→ What to produce
Below is a block of records; repeat all of them exactly.

____ Data for this task

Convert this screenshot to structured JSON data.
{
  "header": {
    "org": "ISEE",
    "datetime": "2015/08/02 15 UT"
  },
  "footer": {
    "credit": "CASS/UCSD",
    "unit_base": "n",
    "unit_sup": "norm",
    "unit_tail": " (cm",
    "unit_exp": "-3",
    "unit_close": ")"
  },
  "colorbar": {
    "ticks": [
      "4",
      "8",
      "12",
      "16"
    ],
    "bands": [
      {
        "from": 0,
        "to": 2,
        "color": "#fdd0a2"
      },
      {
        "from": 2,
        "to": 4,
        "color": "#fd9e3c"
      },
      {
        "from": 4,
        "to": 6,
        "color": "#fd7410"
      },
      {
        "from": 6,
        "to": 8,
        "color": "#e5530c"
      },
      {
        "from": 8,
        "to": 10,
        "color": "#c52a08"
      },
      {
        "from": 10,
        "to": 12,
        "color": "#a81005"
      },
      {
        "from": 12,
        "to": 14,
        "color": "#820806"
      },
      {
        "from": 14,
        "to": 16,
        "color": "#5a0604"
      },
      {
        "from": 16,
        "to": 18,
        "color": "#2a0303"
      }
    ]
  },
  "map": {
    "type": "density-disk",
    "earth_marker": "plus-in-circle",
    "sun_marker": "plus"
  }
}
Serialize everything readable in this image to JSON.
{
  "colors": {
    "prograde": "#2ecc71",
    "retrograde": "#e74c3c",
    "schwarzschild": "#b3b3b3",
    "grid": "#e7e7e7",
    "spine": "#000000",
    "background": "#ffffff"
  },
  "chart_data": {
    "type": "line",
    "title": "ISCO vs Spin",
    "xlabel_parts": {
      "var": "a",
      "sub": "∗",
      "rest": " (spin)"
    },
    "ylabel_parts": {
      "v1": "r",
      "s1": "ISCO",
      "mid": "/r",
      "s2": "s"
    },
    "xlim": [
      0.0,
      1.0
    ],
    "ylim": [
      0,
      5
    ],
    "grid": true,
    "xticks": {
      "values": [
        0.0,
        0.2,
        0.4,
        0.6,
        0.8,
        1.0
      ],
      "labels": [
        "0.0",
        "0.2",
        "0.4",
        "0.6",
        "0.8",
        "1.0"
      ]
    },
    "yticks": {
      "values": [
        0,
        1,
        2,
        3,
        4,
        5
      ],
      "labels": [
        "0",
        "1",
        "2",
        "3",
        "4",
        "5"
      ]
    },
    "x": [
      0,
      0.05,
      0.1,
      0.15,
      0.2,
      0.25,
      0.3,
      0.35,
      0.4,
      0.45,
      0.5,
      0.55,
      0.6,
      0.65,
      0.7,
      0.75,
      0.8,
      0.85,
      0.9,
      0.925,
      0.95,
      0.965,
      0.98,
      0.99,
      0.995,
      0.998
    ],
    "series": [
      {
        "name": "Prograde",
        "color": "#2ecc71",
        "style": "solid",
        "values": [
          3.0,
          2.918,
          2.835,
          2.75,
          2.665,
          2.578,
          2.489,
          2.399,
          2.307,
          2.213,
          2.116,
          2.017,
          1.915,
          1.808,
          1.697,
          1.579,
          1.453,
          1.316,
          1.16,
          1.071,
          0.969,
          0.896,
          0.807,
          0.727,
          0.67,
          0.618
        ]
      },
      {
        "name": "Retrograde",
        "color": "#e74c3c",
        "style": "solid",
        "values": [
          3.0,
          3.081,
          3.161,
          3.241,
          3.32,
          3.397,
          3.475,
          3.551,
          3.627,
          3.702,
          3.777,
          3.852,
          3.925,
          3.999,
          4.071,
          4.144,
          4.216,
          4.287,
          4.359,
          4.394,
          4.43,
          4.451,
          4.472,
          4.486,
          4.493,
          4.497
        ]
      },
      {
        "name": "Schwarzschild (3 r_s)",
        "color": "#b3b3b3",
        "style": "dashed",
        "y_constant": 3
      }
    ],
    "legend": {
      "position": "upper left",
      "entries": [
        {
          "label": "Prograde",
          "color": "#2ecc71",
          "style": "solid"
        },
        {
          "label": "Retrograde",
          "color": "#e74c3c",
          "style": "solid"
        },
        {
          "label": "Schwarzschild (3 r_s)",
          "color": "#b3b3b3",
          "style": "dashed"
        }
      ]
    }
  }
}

________

→ Solution for this problem
Convert this screenshot to structured JSON data.
{
  "header": {
    "org": "ISEE",
    "datetime": "2015/08/02 15 UT"
  },
  "footer": {
    "credit": "CASS/UCSD",
    "unit_base": "n",
    "unit_sup": "norm",
    "unit_tail": " (cm",
    "unit_exp": "-3",
    "unit_close": ")"
  },
  "colorbar": {
    "ticks": [
      "4",
      "8",
      "12",
      "16"
    ],
    "bands": [
      {
        "from": 0,
        "to": 2,
        "color": "#fdd0a2"
      },
      {
        "from": 2,
        "to": 4,
        "color": "#fd9e3c"
      },
      {
        "from": 4,
        "to": 6,
        "color": "#fd7410"
      },
      {
        "from": 6,
        "to": 8,
        "color": "#e5530c"
      },
      {
        "from": 8,
        "to": 10,
        "color": "#c52a08"
      },
      {
        "from": 10,
        "to": 12,
        "color": "#a81005"
      },
      {
        "from": 12,
        "to": 14,
        "color": "#820806"
      },
      {
        "from": 14,
        "to": 16,
        "color": "#5a0604"
      },
      {
        "from": 16,
        "to": 18,
        "color": "#2a0303"
      }
    ]
  },
  "map": {
    "type": "density-disk",
    "earth_marker": "plus-in-circle",
    "sun_marker": "plus"
  }
}
Serialize everything readable in this image to JSON.
{
  "colors": {
    "prograde": "#2ecc71",
    "retrograde": "#e74c3c",
    "schwarzschild": "#b3b3b3",
    "grid": "#e7e7e7",
    "spine": "#000000",
    "background": "#ffffff"
  },
  "chart_data": {
    "type": "line",
    "title": "ISCO vs Spin",
    "xlabel_parts": {
      "var": "a",
      "sub": "∗",
      "rest": " (spin)"
    },
    "ylabel_parts": {
      "v1": "r",
      "s1": "ISCO",
      "mid": "/r",
      "s2": "s"
    },
    "xlim": [
      0.0,
      1.0
    ],
    "ylim": [
      0,
      5
    ],
    "grid": true,
    "xticks": {
      "values": [
        0.0,
        0.2,
        0.4,
        0.6,
        0.8,
        1.0
      ],
      "labels": [
        "0.0",
        "0.2",
        "0.4",
        "0.6",
        "0.8",
        "1.0"
      ]
    },
    "yticks": {
      "values": [
        0,
        1,
        2,
        3,
        4,
        5
      ],
      "labels": [
        "0",
        "1",
        "2",
        "3",
        "4",
        "5"
      ]
    },
    "x": [
      0,
      0.05,
      0.1,
      0.15,
      0.2,
      0.25,
      0.3,
      0.35,
      0.4,
      0.45,
      0.5,
      0.55,
      0.6,
      0.65,
      0.7,
      0.75,
      0.8,
      0.85,
      0.9,
      0.925,
      0.95,
      0.965,
      0.98,
      0.99,
      0.995,
      0.998
    ],
    "series": [
      {
        "name": "Prograde",
        "color": "#2ecc71",
        "style": "solid",
        "values": [
          3.0,
          2.918,
          2.835,
          2.75,
          2.665,
          2.578,
          2.489,
          2.399,
          2.307,
          2.213,
          2.116,
          2.017,
          1.915,
          1.808,
          1.697,
          1.579,
          1.453,
          1.316,
          1.16,
          1.071,
          0.969,
          0.896,
          0.807,
          0.727,
          0.67,
          0.618
        ]
      },
      {
        "name": "Retrograde",
        "color": "#e74c3c",
        "style": "solid",
        "values": [
          3.0,
          3.081,
          3.161,
          3.241,
          3.32,
          3.397,
          3.475,
          3.551,
          3.627,
          3.702,
          3.777,
          3.852,
          3.925,
          3.999,
          4.071,
          4.144,
          4.216,
          4.287,
          4.359,
          4.394,
          4.43,
          4.451,
          4.472,
          4.486,
          4.493,
          4.497
        ]
      },
      {
        "name": "Schwarzschild (3 r_s)",
        "color": "#b3b3b3",
        "style": "dashed",
        "y_constant": 3
      }
    ],
    "legend": {
      "position": "upper left",
      "entries": [
        {
          "label": "Prograde",
          "color": "#2ecc71",
          "style": "solid"
        },
        {
          "label": "Retrograde",
          "color": "#e74c3c",
          "style": "solid"
        },
        {
          "label": "Schwarzschild (3 r_s)",
          "color": "#b3b3b3",
          "style": "dashed"
        }
      ]
    }
  }
}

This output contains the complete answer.